— Start LISTED ENTRIES —
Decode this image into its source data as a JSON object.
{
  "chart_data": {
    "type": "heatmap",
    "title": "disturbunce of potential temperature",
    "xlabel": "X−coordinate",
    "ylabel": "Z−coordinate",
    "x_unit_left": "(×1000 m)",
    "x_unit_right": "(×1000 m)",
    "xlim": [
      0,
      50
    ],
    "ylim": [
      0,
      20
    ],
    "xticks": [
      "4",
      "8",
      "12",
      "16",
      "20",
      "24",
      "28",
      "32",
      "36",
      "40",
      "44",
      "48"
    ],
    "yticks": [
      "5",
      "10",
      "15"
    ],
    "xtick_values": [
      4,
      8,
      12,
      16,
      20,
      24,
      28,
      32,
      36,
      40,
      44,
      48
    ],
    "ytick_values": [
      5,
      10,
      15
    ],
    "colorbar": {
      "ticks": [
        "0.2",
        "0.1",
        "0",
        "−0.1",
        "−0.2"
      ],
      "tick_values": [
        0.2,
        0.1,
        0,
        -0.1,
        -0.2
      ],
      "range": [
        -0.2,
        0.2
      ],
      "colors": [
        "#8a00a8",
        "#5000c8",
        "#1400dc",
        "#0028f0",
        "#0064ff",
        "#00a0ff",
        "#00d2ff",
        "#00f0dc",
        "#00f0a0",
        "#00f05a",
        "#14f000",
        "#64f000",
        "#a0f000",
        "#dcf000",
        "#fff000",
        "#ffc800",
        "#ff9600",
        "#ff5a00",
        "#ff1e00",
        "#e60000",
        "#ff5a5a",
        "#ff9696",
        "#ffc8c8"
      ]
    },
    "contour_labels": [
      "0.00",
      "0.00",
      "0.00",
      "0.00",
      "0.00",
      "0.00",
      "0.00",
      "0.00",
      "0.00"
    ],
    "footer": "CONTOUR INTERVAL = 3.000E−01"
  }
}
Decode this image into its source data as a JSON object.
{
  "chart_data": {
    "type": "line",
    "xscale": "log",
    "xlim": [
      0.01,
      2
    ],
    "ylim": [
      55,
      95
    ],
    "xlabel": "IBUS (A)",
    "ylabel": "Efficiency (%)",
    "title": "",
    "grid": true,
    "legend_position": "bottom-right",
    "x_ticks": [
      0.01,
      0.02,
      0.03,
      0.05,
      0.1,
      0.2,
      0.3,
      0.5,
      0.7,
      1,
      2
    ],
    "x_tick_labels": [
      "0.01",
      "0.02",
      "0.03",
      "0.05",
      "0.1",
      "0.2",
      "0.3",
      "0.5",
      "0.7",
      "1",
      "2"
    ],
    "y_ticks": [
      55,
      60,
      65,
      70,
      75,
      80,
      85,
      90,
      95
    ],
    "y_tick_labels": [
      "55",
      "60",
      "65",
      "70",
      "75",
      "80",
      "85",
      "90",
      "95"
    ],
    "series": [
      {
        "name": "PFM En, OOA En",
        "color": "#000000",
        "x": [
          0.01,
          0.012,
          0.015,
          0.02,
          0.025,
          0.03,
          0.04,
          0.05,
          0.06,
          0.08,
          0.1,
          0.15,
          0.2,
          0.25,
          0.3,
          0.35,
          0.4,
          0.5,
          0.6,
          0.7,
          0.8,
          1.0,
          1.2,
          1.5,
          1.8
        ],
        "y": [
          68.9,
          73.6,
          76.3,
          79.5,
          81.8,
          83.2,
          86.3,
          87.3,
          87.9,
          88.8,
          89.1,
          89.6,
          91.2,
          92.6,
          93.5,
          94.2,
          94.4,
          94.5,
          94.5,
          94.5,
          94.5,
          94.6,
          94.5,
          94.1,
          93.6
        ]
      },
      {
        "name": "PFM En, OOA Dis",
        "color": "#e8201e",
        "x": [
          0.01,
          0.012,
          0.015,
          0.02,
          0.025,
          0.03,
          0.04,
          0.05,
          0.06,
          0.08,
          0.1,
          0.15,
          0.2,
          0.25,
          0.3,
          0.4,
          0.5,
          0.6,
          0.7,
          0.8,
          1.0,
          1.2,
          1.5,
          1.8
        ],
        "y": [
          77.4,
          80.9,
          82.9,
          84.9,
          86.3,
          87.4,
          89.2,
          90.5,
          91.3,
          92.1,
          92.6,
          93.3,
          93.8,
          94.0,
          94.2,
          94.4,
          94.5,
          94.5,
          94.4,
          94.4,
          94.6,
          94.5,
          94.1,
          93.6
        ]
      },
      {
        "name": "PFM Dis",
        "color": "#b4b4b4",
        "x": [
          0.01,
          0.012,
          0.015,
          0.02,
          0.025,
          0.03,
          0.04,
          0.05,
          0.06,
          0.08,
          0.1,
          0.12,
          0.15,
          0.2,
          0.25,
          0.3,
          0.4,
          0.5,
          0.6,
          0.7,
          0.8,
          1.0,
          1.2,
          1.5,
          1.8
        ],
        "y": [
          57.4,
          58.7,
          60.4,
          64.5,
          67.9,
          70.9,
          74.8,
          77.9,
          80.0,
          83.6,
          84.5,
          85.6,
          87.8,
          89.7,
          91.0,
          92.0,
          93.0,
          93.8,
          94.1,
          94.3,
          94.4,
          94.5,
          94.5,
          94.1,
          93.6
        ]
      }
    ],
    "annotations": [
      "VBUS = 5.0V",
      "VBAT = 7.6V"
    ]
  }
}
— End LISTED ENTRIES —
**EXERCISE PROMPT**: Please return the data above exactly as given.

**ANSWER TO THIS TASK**:
Decode this image into its source data as a JSON object.
{
  "chart_data": {
    "type": "heatmap",
    "title": "disturbunce of potential temperature",
    "xlabel": "X−coordinate",
    "ylabel": "Z−coordinate",
    "x_unit_left": "(×1000 m)",
    "x_unit_right": "(×1000 m)",
    "xlim": [
      0,
      50
    ],
    "ylim": [
      0,
      20
    ],
    "xticks": [
      "4",
      "8",
      "12",
      "16",
      "20",
      "24",
      "28",
      "32",
      "36",
      "40",
      "44",
      "48"
    ],
    "yticks": [
      "5",
      "10",
      "15"
    ],
    "xtick_values": [
      4,
      8,
      12,
      16,
      20,
      24,
      28,
      32,
      36,
      40,
      44,
      48
    ],
    "ytick_values": [
      5,
      10,
      15
    ],
    "colorbar": {
      "ticks": [
        "0.2",
        "0.1",
        "0",
        "−0.1",
        "−0.2"
      ],
      "tick_values": [
        0.2,
        0.1,
        0,
        -0.1,
        -0.2
      ],
      "range": [
        -0.2,
        0.2
      ],
      "colors": [
        "#8a00a8",
        "#5000c8",
        "#1400dc",
        "#0028f0",
        "#0064ff",
        "#00a0ff",
        "#00d2ff",
        "#00f0dc",
        "#00f0a0",
        "#00f05a",
        "#14f000",
        "#64f000",
        "#a0f000",
        "#dcf000",
        "#fff000",
        "#ffc800",
        "#ff9600",
        "#ff5a00",
        "#ff1e00",
        "#e60000",
        "#ff5a5a",
        "#ff9696",
        "#ffc8c8"
      ]
    },
    "contour_labels": [
      "0.00",
      "0.00",
      "0.00",
      "0.00",
      "0.00",
      "0.00",
      "0.00",
      "0.00",
      "0.00"
    ],
    "footer": "CONTOUR INTERVAL = 3.000E−01"
  }
}
Decode this image into its source data as a JSON object.
{
  "chart_data": {
    "type": "line",
    "xscale": "log",
    "xlim": [
      0.01,
      2
    ],
    "ylim": [
      55,
      95
    ],
    "xlabel": "IBUS (A)",
    "ylabel": "Efficiency (%)",
    "title": "",
    "grid": true,
    "legend_position": "bottom-right",
    "x_ticks": [
      0.01,
      0.02,
      0.03,
      0.05,
      0.1,
      0.2,
      0.3,
      0.5,
      0.7,
      1,
      2
    ],
    "x_tick_labels": [
      "0.01",
      "0.02",
      "0.03",
      "0.05",
      "0.1",
      "0.2",
      "0.3",
      "0.5",
      "0.7",
      "1",
      "2"
    ],
    "y_ticks": [
      55,
      60,
      65,
      70,
      75,
      80,
      85,
      90,
      95
    ],
    "y_tick_labels": [
      "55",
      "60",
      "65",
      "70",
      "75",
      "80",
      "85",
      "90",
      "95"
    ],
    "series": [
      {
        "name": "PFM En, OOA En",
        "color": "#000000",
        "x": [
          0.01,
          0.012,
          0.015,
          0.02,
          0.025,
          0.03,
          0.04,
          0.05,
          0.06,
          0.08,
          0.1,
          0.15,
          0.2,
          0.25,
          0.3,
          0.35,
          0.4,
          0.5,
          0.6,
          0.7,
          0.8,
          1.0,
          1.2,
          1.5,
          1.8
        ],
        "y": [
          68.9,
          73.6,
          76.3,
          79.5,
          81.8,
          83.2,
          86.3,
          87.3,
          87.9,
          88.8,
          89.1,
          89.6,
          91.2,
          92.6,
          93.5,
          94.2,
          94.4,
          94.5,
          94.5,
          94.5,
          94.5,
          94.6,
          94.5,
          94.1,
          93.6
        ]
      },
      {
        "name": "PFM En, OOA Dis",
        "color": "#e8201e",
        "x": [
          0.01,
          0.012,
          0.015,
          0.02,
          0.025,
          0.03,
          0.04,
          0.05,
          0.06,
          0.08,
          0.1,
          0.15,
          0.2,
          0.25,
          0.3,
          0.4,
          0.5,
          0.6,
          0.7,
          0.8,
          1.0,
          1.2,
          1.5,
          1.8
        ],
        "y": [
          77.4,
          80.9,
          82.9,
          84.9,
          86.3,
          87.4,
          89.2,
          90.5,
          91.3,
          92.1,
          92.6,
          93.3,
          93.8,
          94.0,
          94.2,
          94.4,
          94.5,
          94.5,
          94.4,
          94.4,
          94.6,
          94.5,
          94.1,
          93.6
        ]
      },
      {
        "name": "PFM Dis",
        "color": "#b4b4b4",
        "x": [
          0.01,
          0.012,
          0.015,
          0.02,
          0.025,
          0.03,
          0.04,
          0.05,
          0.06,
          0.08,
          0.1,
          0.12,
          0.15,
          0.2,
          0.25,
          0.3,
          0.4,
          0.5,
          0.6,
          0.7,
          0.8,
          1.0,
          1.2,
          1.5,
          1.8
        ],
        "y": [
          57.4,
          58.7,
          60.4,
          64.5,
          67.9,
          70.9,
          74.8,
          77.9,
          80.0,
          83.6,
          84.5,
          85.6,
          87.8,
          89.7,
          91.0,
          92.0,
          93.0,
          93.8,
          94.1,
          94.3,
          94.4,
          94.5,
          94.5,
          94.1,
          93.6
        ]
      }
    ],
    "annotations": [
      "VBUS = 5.0V",
      "VBAT = 7.6V"
    ]
  }
}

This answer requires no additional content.